# [BACAAN YANG DISEDIAKAN]
──────────

Perempuan mesti pakai kain sarung panjang yang menutupi hingga matakaki.
Sekarang standar moralitas memang sudah berubah. Memakai rok pendek
bukan cabul lagi. Oleh karena itu, kalau kita mau menerapkan suatu
ukuran atau standar untuk semua, itu sudah merupakan pemaksaan. Sikap
ini harus ditolak. Sebab, ukuran satu pihak bisa tidak cocok untuk pihak
yang lain. Contoh lain adalah tradisi tari perut di Mesir yang tentu
saja perutnya terbuka lebar dan bahkan kelihatan puser. Mungkin bagi
sebagian orang, tari perut itu cabul. Tapi di Mesir, itu adalah tarian
rakyat; tidak ada sangkut-pautnya dengan kecabulan.
Jadi erotisme itu tidak mesti cabul, Gus?
Iya,
tidak bisa. Anda tahu, kitab Rawdlatul Mu`aththar (The Perfumed Garden,
Kebun Wewangian) itu merupakan kitab bahasa Arab yang isinya tatacara
bersetubuh dengan 189 gaya, ha-ha-ha.. Kalau gitu, kitab itu cabul,
dong? ha-ha-ha… Kemudian juga ada kitab Kamasutra. Masak semua
kitab-kitab itu dibilang cabul? Kadang-kadang saya geli, mengapa
kiai-kiai kita, kalau dengerin lagu-lagu Ummi Kultsum—penyanyi
legendaris Mesir—bisa sambil teriak-teriak “Allah… Allah…” Padahal isi
lagunya kadang ngajak orang minum arak, ha-ha-ha.. Sangat saya
sayangkan, kita mudah sekali menuding dan memberi cap sana-sini; kitab
ini cabul dan tidak sesuai dengan Islam serta tidak boleh dibaca.
Gus,
ada yang bilang kalau kelompok-kelompok penentang RUU APP ini bukan
kelompok Islam, karena katanya kelompok ini memiliki kitab suci yang
porno?
Sebaliknya menurut saya. Kitab suci yang
paling porno di dunia adalah Alqur’an, ha-ha-ha.. (tertawa
terkekeh-kekeh)…Jelas kelihatan sekali. Di Alqur’an itu ada ayat tentang
menyusui anak dua tahun berturut-turut. Cari dalam Injil kalau ada ayat
seperti itu. Namanya menyusui, ya mengeluarkan tetek kan?! Cabul dong
ini. Banyaklah contoh lain, ha-ha-ha…
Bagaimana
dengan soal tak boleh membuka dan melihat aurat dan karena itu orang
bikin aturan soal aurat perempuan lewat perda-perda?

──────────

# [ENTRI YANG DISEDIAKAN]
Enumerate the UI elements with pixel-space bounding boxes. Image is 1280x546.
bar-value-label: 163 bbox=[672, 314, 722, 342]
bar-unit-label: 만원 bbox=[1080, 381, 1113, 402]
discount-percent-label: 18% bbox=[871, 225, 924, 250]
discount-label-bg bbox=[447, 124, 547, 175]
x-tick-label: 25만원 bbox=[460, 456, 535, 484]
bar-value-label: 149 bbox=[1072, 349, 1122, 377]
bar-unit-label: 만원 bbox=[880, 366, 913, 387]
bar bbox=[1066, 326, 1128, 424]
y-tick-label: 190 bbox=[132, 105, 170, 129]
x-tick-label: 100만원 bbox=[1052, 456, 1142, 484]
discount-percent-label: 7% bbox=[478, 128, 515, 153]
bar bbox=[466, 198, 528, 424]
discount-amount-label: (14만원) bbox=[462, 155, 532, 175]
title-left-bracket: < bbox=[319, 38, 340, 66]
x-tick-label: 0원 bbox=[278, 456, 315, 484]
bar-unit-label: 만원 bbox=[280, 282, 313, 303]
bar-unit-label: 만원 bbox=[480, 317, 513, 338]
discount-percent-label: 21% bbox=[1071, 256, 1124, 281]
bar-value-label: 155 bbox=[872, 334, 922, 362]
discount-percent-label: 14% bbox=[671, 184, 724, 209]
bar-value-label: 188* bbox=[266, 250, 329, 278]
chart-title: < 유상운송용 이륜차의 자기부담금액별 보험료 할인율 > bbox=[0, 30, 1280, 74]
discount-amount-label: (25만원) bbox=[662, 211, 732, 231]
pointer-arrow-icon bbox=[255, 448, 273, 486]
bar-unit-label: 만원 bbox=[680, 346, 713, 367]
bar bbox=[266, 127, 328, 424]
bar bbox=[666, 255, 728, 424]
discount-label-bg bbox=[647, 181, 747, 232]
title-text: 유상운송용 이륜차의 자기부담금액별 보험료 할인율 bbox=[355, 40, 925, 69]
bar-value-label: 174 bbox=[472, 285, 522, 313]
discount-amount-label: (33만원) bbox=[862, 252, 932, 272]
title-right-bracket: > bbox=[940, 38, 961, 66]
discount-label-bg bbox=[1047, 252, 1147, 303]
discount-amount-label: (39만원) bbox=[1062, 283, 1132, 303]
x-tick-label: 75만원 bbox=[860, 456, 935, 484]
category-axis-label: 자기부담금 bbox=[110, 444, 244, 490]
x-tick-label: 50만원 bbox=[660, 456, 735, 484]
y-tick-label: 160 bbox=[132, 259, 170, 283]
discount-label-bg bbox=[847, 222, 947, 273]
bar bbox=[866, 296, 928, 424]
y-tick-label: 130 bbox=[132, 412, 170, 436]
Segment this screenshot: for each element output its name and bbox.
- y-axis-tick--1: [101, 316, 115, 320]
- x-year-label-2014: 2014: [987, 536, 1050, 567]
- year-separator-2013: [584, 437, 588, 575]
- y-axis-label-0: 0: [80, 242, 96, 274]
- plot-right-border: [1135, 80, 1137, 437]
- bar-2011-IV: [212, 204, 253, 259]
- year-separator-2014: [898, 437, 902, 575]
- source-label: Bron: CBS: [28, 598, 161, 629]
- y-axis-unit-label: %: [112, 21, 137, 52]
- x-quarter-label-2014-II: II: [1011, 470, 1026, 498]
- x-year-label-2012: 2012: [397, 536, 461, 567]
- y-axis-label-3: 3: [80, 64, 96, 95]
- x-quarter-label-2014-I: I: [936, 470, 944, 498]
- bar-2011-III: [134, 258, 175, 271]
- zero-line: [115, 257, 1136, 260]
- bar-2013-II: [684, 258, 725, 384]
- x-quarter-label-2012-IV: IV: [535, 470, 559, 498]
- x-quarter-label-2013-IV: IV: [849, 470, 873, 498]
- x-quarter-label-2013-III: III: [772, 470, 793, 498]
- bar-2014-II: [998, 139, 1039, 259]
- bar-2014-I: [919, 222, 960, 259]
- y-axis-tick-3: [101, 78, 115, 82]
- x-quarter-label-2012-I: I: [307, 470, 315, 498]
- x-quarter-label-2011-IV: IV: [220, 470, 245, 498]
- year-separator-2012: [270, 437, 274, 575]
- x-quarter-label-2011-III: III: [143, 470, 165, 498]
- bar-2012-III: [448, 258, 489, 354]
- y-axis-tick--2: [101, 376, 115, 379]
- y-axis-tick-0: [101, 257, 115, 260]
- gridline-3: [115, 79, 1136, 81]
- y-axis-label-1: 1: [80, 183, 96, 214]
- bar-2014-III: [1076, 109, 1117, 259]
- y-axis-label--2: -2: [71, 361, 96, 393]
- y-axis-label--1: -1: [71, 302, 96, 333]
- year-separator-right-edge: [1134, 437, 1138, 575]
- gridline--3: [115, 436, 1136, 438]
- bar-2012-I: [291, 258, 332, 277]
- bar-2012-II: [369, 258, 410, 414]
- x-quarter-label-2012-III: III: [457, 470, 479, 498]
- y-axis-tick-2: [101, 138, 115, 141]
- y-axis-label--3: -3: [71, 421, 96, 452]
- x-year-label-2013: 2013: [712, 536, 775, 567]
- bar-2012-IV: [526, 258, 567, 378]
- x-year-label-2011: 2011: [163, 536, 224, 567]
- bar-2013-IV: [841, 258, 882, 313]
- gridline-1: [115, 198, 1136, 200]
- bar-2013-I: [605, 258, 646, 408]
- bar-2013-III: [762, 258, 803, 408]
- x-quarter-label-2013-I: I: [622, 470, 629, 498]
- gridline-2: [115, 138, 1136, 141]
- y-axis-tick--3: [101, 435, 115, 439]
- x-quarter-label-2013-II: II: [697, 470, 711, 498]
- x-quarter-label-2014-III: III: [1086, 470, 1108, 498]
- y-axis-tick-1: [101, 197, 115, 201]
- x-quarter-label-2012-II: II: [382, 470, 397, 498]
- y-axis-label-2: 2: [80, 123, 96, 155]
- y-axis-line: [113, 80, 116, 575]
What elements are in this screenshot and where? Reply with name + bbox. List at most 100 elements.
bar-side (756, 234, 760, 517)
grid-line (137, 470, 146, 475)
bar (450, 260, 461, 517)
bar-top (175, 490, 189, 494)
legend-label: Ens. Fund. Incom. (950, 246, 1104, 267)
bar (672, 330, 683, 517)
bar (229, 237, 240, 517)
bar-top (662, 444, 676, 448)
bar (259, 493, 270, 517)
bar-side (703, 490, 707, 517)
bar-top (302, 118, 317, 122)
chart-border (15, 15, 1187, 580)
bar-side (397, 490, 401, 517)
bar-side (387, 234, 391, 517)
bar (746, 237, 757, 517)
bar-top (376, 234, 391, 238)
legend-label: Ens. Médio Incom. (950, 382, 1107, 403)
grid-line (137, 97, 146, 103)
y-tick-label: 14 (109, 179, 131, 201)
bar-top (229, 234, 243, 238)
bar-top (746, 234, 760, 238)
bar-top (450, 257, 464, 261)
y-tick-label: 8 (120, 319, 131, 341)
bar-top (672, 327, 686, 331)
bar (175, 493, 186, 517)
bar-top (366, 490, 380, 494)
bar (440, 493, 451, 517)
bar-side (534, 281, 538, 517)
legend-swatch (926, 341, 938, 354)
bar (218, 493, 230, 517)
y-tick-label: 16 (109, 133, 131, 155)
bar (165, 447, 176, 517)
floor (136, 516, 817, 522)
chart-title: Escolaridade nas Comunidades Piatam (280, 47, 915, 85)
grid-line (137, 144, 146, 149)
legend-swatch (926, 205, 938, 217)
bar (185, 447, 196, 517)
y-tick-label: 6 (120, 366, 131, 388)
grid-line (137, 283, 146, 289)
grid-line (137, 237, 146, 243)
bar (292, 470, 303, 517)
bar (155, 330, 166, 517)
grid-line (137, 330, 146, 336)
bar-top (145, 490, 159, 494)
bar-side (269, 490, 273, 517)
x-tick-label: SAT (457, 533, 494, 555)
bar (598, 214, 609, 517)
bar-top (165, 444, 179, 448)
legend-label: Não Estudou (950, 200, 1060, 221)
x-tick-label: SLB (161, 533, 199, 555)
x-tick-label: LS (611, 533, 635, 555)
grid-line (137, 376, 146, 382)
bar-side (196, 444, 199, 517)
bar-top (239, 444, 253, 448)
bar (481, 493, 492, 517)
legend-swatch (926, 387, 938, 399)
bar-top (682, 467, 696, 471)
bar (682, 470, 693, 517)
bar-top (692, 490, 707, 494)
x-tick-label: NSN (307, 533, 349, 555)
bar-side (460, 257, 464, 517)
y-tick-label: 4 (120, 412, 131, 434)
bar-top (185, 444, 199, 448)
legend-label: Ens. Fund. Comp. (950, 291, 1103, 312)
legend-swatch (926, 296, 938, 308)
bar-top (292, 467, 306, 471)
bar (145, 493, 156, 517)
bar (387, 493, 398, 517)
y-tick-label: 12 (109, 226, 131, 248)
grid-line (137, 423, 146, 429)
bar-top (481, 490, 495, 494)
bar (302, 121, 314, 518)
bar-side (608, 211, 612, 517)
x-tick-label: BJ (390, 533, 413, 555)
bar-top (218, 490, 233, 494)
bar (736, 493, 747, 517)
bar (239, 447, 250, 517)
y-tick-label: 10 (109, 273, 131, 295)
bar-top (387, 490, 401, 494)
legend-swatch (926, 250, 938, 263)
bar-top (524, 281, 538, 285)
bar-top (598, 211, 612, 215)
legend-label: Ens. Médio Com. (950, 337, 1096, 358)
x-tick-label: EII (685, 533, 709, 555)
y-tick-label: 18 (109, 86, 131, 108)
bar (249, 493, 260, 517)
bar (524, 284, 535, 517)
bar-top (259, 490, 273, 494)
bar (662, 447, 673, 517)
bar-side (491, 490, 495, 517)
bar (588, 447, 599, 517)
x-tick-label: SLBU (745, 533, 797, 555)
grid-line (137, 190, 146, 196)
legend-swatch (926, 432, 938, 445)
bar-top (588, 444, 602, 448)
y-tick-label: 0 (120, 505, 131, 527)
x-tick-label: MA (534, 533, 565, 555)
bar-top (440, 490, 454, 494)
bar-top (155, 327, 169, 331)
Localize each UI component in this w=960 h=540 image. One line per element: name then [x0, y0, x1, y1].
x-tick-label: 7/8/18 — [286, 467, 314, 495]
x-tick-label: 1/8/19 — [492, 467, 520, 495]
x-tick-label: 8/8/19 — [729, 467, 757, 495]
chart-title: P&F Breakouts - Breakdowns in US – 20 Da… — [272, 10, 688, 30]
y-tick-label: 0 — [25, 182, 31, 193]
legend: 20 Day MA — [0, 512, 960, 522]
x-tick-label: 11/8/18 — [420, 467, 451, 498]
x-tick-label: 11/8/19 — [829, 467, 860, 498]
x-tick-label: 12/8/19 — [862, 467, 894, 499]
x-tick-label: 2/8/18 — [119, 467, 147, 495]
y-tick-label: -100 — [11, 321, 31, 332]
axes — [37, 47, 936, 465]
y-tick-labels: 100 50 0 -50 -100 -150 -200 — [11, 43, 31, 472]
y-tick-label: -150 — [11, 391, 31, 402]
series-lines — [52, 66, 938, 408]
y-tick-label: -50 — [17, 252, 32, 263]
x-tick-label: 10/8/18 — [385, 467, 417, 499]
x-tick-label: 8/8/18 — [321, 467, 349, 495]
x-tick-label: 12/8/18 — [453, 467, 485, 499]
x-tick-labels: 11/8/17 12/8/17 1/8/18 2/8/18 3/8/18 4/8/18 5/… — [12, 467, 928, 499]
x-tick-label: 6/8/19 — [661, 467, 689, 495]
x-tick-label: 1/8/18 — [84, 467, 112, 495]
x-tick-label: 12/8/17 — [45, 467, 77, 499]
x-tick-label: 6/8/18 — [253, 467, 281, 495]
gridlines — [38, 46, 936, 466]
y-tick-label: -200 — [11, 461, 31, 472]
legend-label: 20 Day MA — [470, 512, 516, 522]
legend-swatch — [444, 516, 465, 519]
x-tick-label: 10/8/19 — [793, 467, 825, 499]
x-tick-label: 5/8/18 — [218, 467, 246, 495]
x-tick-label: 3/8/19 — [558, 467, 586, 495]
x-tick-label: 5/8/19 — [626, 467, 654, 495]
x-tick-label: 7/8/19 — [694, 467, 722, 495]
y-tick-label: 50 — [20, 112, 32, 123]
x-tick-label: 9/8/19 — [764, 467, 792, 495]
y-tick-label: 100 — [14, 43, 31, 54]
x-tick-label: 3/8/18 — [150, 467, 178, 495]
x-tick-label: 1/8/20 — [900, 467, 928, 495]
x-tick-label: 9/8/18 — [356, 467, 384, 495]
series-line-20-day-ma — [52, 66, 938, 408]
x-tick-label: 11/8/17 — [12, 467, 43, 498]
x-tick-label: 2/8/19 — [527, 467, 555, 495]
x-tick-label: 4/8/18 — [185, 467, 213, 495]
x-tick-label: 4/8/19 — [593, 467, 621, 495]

──────────

# [PETUNJUK TUGAS]
Lanjutkan wawancara tentang erotisme dan kecabulan ini mulai dari titik berhentinya. Entri tersebut sama sekali tidak berperan dalam pengerjaan ini.

# [HASIL TUGAS]
Menutup
aurat dalam arti semua tubuh tertutup itu baik saja. Namun belum tentu
kalau yang disebut aurat itu kelihatan, hal itu tidak baik. Aurat
memiliki batasan maksimal dan minimal. Nah bukan berarti batasan minimal
itu salah. Kesalahan RUU yang ingin mengatur itu adalah: menyamakan
batasan maksimal dan minimal dalam persoalan aurat. Sikap itu merupakan
cara pandang yang salah. Kemudian, yang disebut aurat itu juga perlu
dirumuskan dulu sebagai apa. Cara pandang seorang sufi berbeda dengan
ahli syara’ tentang aurat, demikian juga dengan cara pandang seorang
budayawan. Tukang pakaian melihatnya beda lagi; kalau dia tak bisa
meraba-raba, bagaimana bisa jadi pakaian… ha-ha-ha.. Batasan dokter beda
lagi. Kerjanya kan ngutak-ngutik, dan buka-buka aurat, itu, he-he-he.
Kita
kembali ke persoalan negeri kita. Sekarang ada kelompok-kelompok yang
sangat rajin melakukan tindak kekerasan, ancaman, intimidasi, dan
lain-lain terhadap kelompok yang mereka tuding melakukan penodaan atau
penyimpangan agama. Gus Dur menanggapinya bagaimana?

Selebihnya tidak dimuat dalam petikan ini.